Arrange the records as a Markdown table with the columns Row and Line, giving each line its row number and omitting blank lines. Begin at the first line of the records and stop after the line that contains "bar xyxy=(285,78,326,484)".

▬▬▬

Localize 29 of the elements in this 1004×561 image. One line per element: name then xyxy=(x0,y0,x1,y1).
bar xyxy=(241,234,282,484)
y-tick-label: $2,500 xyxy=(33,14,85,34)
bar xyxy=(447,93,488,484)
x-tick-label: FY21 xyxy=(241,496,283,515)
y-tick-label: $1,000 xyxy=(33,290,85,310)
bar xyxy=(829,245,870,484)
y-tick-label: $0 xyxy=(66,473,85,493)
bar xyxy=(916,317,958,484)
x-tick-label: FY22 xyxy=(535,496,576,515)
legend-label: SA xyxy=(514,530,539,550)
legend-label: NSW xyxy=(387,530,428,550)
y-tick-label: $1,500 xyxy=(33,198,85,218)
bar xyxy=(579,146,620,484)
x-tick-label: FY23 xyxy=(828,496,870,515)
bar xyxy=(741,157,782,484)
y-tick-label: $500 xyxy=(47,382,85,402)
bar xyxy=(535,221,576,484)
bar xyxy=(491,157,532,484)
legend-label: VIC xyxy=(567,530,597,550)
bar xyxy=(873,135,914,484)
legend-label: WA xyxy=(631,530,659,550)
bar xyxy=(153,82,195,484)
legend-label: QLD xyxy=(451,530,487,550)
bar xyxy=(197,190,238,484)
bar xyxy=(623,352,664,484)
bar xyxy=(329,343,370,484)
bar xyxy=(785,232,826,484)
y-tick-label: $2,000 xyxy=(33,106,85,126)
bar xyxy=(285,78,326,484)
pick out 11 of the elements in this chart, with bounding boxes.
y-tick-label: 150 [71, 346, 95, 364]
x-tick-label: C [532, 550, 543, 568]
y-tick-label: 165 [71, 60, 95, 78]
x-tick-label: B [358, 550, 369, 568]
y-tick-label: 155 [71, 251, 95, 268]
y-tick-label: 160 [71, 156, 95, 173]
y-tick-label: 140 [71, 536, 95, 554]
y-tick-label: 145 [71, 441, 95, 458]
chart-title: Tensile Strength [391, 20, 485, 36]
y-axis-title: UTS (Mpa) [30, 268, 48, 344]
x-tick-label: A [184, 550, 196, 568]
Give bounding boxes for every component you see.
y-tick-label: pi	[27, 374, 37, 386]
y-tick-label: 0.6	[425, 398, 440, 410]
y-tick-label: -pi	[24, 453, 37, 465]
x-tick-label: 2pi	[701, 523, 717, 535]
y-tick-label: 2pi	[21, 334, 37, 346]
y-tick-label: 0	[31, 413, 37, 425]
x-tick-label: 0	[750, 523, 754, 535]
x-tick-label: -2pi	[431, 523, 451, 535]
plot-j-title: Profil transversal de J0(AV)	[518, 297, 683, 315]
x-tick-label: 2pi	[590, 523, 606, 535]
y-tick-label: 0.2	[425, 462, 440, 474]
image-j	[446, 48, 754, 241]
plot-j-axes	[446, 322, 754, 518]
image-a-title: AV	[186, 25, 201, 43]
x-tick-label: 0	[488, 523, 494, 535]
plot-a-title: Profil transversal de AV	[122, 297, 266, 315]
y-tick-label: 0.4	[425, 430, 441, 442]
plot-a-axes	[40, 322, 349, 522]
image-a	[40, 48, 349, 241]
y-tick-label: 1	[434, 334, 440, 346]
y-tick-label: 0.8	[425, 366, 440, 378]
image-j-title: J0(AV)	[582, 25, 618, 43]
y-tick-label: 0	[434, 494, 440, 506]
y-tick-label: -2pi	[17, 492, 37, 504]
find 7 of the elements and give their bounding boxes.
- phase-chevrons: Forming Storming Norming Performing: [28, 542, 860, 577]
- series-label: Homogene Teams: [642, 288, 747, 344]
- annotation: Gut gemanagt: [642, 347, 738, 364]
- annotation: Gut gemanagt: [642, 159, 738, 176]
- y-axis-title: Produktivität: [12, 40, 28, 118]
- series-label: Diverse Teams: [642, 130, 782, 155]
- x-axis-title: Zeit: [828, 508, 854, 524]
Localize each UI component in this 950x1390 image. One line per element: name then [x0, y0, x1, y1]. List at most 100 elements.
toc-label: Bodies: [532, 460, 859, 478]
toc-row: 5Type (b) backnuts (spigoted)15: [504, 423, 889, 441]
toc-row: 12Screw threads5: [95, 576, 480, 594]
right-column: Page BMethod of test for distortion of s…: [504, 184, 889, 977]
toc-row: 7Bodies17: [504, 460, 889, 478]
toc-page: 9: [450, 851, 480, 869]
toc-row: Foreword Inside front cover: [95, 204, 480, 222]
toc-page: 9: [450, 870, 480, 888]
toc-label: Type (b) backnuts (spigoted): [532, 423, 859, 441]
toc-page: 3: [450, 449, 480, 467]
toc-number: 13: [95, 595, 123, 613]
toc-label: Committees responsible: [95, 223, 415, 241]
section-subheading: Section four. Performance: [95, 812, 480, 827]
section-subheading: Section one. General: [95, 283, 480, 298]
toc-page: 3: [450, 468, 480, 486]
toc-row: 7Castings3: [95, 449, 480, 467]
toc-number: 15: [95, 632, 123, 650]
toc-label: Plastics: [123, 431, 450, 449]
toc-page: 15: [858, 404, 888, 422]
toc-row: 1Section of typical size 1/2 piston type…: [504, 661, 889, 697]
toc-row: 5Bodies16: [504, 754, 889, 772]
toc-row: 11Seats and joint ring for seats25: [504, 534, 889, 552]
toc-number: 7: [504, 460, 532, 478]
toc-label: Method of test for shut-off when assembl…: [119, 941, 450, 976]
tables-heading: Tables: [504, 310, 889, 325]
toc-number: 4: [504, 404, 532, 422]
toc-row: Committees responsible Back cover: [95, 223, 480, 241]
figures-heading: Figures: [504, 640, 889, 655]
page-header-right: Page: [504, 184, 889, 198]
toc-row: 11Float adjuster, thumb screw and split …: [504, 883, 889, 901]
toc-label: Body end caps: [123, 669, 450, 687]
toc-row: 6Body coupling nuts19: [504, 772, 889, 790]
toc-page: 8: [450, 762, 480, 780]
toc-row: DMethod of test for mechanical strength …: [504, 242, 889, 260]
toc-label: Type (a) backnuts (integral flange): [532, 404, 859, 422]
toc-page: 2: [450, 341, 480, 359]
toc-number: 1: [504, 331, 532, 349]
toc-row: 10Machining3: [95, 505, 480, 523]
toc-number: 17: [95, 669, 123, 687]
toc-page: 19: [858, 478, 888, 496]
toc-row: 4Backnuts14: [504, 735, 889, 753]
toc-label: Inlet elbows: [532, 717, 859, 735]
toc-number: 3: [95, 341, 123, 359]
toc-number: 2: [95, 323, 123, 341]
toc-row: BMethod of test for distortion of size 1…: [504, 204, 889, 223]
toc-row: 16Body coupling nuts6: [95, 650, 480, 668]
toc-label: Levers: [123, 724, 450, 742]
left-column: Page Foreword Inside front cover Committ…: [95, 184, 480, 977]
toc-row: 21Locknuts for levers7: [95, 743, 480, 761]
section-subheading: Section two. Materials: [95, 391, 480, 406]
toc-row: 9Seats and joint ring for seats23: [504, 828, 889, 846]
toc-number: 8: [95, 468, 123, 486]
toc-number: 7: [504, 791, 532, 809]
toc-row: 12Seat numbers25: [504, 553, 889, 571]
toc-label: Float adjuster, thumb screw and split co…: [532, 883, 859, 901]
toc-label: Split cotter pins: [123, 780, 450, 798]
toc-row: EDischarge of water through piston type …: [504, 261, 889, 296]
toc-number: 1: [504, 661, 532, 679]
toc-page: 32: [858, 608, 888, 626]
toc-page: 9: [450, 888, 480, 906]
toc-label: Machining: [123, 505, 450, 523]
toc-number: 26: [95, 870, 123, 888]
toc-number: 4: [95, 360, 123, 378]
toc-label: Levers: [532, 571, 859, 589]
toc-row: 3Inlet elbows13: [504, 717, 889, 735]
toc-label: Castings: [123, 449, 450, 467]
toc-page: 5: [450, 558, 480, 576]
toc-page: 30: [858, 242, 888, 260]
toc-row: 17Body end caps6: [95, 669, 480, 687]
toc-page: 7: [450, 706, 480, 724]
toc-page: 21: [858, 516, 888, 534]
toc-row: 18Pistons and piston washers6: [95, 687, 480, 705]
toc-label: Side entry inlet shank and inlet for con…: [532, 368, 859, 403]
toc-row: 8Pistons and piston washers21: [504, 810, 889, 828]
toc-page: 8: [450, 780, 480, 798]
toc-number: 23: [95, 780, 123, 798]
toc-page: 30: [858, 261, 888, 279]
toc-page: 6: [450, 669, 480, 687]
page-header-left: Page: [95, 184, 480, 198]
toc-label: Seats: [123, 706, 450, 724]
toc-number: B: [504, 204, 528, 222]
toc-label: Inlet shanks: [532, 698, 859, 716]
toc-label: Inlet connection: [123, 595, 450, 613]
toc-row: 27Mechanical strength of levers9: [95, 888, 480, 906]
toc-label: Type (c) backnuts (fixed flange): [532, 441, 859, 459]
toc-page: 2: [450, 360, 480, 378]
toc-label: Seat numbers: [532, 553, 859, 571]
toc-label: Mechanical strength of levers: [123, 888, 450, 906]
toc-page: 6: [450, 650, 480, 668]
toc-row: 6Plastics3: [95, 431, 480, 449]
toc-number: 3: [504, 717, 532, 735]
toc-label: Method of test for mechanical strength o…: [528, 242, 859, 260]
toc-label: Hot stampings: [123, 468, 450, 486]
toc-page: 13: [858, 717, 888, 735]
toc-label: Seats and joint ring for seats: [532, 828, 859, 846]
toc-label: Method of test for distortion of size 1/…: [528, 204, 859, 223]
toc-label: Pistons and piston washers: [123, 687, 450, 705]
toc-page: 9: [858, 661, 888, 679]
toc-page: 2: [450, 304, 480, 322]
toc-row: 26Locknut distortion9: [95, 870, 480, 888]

▬▬▬

The response:
| Row | Line |
|---|---|
| 1 | Localize 29 of the elements in this 1004×561 image. One line per element: name then xyxy=(x0,y0,x1,y1). |
| 2 | bar xyxy=(241,234,282,484) |
| 3 | y-tick-label: $2,500 xyxy=(33,14,85,34) |
| 4 | bar xyxy=(447,93,488,484) |
| 5 | x-tick-label: FY21 xyxy=(241,496,283,515) |
| 6 | y-tick-label: $1,000 xyxy=(33,290,85,310) |
| 7 | bar xyxy=(829,245,870,484) |
| 8 | y-tick-label: $0 xyxy=(66,473,85,493) |
| 9 | bar xyxy=(916,317,958,484) |
| 10 | x-tick-label: FY22 xyxy=(535,496,576,515) |
| 11 | legend-label: SA xyxy=(514,530,539,550) |
| 12 | legend-label: NSW xyxy=(387,530,428,550) |
| 13 | y-tick-label: $1,500 xyxy=(33,198,85,218) |
| 14 | bar xyxy=(579,146,620,484) |
| 15 | x-tick-label: FY23 xyxy=(828,496,870,515) |
| 16 | bar xyxy=(741,157,782,484) |
| 17 | y-tick-label: $500 xyxy=(47,382,85,402) |
| 18 | bar xyxy=(535,221,576,484) |
| 19 | bar xyxy=(491,157,532,484) |
| 20 | legend-label: VIC xyxy=(567,530,597,550) |
| 21 | bar xyxy=(873,135,914,484) |
| 22 | legend-label: WA xyxy=(631,530,659,550) |
| 23 | bar xyxy=(153,82,195,484) |
| 24 | legend-label: QLD xyxy=(451,530,487,550) |
| 25 | bar xyxy=(197,190,238,484) |
| 26 | bar xyxy=(623,352,664,484) |
| 27 | bar xyxy=(329,343,370,484) |
| 28 | bar xyxy=(785,232,826,484) |
| 29 | y-tick-label: $2,000 xyxy=(33,106,85,126) |
| 30 | bar xyxy=(285,78,326,484) |